REQUIRED WORK >>
1. From the post on modeling with AAC, copy word for word the part starting at "In my last AAC" and ending at "to activities! Woohoo!".
2. Using the post on modeling with AAC, answer yes or no to each statement and quote the words of the post that decide it: (a) Core words make up 50-80% of our conversation. (b) When first modeling AAC, Fringe words should be shown before Core words. (c) Each of the three activities targets a different set of Core words.

I want to model language using AAC for my child… But how?!

by McKenzie Lee, M.S., CCC-SLP

In my last AAC post, we talked about how everyone benefits from AAC and the importance of modeling to provide AAC users the understanding of and confidence towards using another method of communication. Today, we are going to talk about the fun stuff — how we can apply modeling to activities! Woohoo!

pic aac

Before we dive in, I want to talk about the words we choose to model and why. AAC is comprised of two types of words: Core words and Fringe words.

  • Core Words: The most frequently used words in the English language — they make up 50-80% of our conversation! These can be applied to any/all conversations and situations. This includes words like need, is, he/she/they, go, more, again,
  • Fringe words: Words that are more specific to certain scenarios/activities. Words like tiger, kayaking, strawberries,

When we are first starting to model AAC with our users, we want to first show the Core words, so that they can begin using language in lots of different conversations, not just words that are applied to very specific activities.

We’re going to talk about 3 different activities but target the same five Core words, so that we can make sure our AAC users understand how we can use the same targeted words across a variety of activities throughout the day. You will notice that I also included other Fringe words in the list of words; however, I haven’t bolded them in the examples provided.

DATA SEGMENT >>
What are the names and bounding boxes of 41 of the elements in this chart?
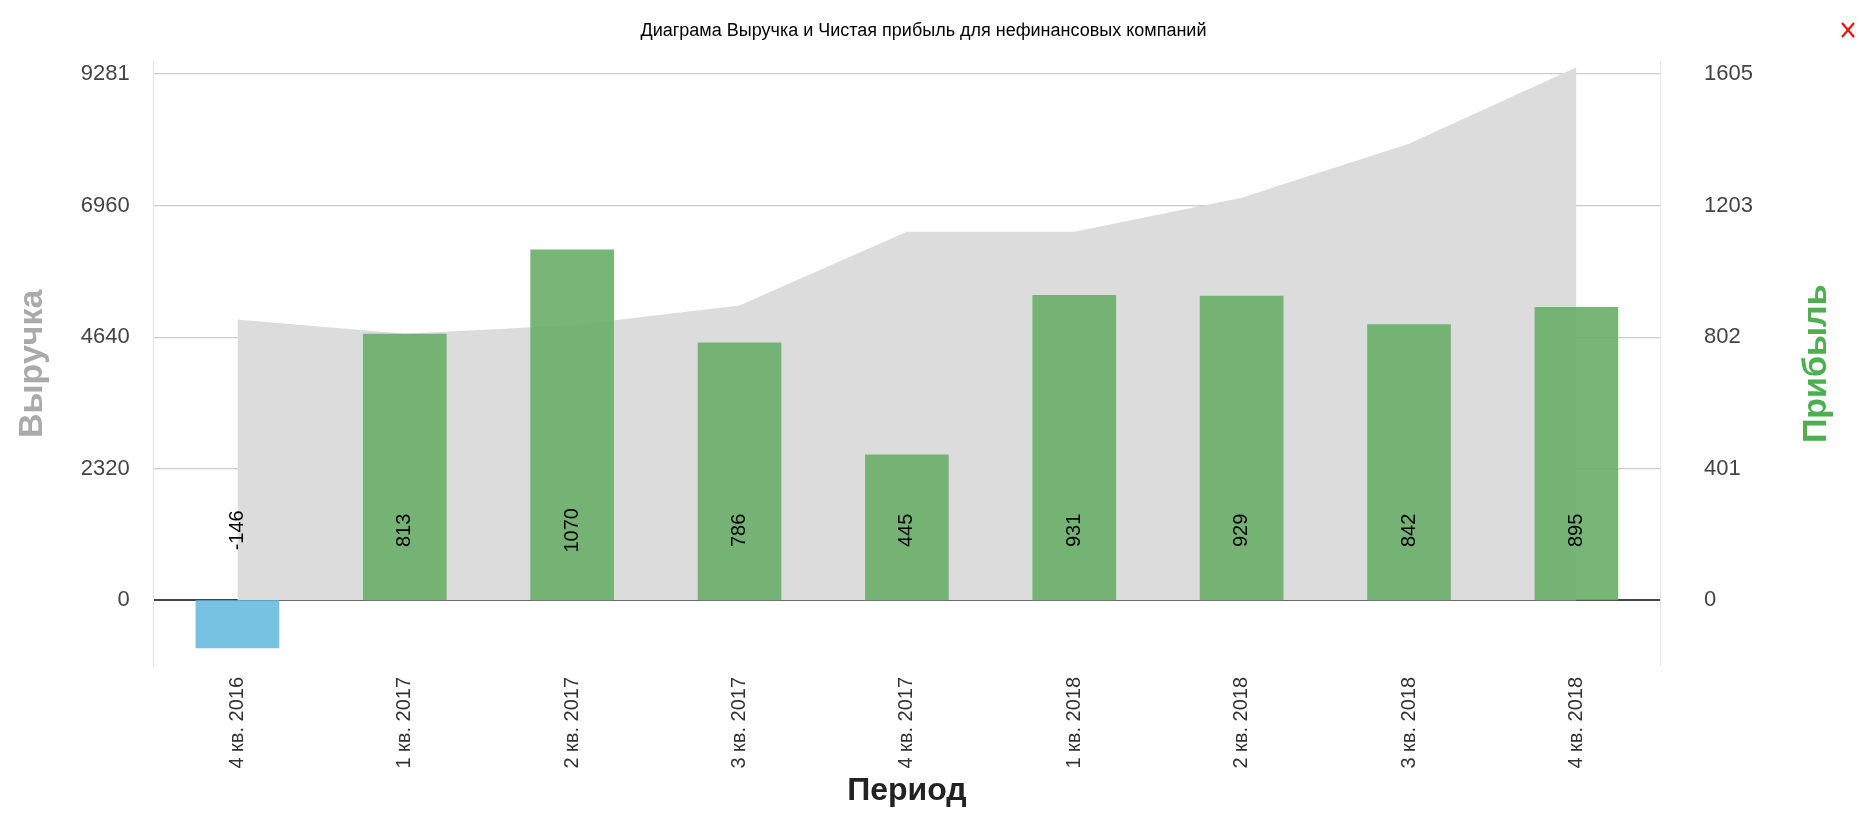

COMPLETED EXERCISE >>
1.
In my last AAC post, we talked about how everyone benefits from AAC and the importance of modeling to provide AAC users the understanding of and confidence towards using another method of communication. Today, we are going to talk about the fun stuff — how we can apply modeling to activities! Woohoo!

2.
(a) Yes: "they make up 50-80% of our conversation!"
(b) No: "we want to first show the Core words"
(c) No: "We’re going to talk about 3 different activities but target the same five Core words"